_WHAT THIS TASK INVOLVES:_ Look over the lines below. Report each one that includes the string "object".

Dataset records:
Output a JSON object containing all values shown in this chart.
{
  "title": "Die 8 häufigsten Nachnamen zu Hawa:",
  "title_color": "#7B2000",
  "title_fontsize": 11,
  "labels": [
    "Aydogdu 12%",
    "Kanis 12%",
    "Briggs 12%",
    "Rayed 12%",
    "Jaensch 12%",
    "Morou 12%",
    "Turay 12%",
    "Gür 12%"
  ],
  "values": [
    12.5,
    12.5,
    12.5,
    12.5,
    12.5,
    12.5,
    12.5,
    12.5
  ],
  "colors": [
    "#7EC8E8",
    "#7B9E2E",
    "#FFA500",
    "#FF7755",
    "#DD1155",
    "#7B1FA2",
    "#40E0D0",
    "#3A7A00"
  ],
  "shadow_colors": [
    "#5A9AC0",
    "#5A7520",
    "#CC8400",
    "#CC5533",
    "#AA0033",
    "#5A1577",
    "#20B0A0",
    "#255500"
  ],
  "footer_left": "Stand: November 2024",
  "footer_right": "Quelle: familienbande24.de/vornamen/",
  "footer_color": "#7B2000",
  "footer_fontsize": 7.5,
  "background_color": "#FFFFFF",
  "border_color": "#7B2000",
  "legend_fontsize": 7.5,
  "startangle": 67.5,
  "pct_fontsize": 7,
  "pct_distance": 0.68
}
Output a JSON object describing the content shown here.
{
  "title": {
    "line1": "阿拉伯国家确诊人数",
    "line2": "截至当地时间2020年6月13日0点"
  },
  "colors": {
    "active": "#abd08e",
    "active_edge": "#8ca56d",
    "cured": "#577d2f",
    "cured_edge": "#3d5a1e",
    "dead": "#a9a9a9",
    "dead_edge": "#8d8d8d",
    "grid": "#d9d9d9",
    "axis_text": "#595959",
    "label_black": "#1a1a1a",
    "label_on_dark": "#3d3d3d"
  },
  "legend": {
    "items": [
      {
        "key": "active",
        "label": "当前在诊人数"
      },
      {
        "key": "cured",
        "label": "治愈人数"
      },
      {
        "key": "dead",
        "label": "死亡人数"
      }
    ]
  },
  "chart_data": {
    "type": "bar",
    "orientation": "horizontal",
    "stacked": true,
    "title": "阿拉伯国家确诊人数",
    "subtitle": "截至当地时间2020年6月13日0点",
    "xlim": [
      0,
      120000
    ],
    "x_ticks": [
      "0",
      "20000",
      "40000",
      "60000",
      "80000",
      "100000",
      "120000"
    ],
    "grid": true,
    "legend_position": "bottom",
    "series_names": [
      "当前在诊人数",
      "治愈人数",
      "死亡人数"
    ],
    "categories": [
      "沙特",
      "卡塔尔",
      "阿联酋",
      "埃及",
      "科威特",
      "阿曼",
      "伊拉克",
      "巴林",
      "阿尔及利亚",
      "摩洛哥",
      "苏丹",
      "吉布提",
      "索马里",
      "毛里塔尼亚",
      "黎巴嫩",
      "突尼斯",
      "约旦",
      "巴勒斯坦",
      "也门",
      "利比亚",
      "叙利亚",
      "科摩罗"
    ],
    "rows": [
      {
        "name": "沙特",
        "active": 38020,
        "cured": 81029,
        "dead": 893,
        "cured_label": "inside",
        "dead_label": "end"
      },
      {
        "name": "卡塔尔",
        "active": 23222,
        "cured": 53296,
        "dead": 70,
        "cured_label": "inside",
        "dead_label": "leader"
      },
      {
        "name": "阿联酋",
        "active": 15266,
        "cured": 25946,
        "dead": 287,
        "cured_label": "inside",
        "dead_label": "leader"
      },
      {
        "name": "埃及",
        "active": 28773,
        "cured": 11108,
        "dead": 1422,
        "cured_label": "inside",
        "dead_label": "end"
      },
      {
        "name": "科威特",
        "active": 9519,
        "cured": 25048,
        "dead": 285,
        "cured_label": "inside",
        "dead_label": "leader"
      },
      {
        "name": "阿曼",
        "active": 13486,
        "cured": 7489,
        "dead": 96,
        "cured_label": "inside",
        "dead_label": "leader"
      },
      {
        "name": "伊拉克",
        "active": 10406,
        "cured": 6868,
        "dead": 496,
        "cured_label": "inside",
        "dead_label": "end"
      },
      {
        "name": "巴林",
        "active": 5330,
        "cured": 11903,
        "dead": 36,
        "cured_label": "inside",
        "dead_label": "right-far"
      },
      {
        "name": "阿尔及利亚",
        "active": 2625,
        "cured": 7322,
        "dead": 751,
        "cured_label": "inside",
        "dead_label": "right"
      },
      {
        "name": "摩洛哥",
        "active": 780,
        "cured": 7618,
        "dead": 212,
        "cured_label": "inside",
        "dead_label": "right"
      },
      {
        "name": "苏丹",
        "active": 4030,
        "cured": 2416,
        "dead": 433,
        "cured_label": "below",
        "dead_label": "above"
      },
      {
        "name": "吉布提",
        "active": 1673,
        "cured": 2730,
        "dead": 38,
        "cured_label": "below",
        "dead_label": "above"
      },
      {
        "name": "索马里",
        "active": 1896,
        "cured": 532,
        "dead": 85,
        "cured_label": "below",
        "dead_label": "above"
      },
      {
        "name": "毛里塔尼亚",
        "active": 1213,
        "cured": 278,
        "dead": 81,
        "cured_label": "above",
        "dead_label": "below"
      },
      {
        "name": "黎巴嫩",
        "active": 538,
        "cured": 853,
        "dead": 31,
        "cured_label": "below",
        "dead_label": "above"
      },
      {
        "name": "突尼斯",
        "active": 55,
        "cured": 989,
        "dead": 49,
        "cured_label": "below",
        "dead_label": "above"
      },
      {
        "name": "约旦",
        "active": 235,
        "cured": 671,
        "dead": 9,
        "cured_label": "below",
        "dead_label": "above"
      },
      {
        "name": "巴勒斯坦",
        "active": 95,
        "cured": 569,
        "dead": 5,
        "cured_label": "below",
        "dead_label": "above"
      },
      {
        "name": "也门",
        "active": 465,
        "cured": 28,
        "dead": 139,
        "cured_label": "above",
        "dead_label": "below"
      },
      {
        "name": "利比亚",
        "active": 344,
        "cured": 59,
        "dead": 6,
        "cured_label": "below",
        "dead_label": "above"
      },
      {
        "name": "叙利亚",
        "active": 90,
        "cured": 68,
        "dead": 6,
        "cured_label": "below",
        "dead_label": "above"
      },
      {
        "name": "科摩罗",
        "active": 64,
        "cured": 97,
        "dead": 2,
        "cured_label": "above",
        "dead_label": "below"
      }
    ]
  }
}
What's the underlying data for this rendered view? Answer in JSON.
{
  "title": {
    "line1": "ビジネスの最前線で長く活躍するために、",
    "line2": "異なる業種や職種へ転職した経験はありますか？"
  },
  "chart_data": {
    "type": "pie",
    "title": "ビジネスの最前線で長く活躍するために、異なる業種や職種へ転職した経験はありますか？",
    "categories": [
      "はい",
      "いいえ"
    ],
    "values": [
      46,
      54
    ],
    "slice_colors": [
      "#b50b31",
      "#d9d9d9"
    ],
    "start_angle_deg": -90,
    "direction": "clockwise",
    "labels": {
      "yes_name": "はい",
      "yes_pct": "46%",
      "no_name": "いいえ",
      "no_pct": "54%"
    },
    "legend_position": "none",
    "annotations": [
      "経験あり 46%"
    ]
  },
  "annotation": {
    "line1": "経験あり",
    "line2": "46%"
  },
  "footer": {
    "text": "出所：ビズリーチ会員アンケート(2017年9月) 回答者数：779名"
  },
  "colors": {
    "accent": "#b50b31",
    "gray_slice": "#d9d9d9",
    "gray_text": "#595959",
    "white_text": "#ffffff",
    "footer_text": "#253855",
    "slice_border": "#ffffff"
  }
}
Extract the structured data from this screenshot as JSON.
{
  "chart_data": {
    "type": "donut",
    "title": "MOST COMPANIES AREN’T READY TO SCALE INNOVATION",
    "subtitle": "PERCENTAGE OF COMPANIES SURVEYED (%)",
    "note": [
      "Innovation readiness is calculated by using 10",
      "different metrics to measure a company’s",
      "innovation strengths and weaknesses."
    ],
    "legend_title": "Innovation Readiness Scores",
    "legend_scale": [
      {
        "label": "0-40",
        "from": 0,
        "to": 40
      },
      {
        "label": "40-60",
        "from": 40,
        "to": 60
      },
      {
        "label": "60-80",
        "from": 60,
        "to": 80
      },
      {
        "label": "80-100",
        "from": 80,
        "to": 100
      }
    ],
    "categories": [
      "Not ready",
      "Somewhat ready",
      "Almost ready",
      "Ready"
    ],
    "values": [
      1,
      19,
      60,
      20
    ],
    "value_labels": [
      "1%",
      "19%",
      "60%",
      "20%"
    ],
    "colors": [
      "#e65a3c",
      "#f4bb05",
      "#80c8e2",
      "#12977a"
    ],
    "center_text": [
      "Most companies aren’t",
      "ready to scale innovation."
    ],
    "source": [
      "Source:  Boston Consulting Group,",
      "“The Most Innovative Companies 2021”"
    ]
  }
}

_WRITTEN SOLUTION:_
Output a JSON object containing all values shown in this chart.
Output a JSON object describing the content shown here.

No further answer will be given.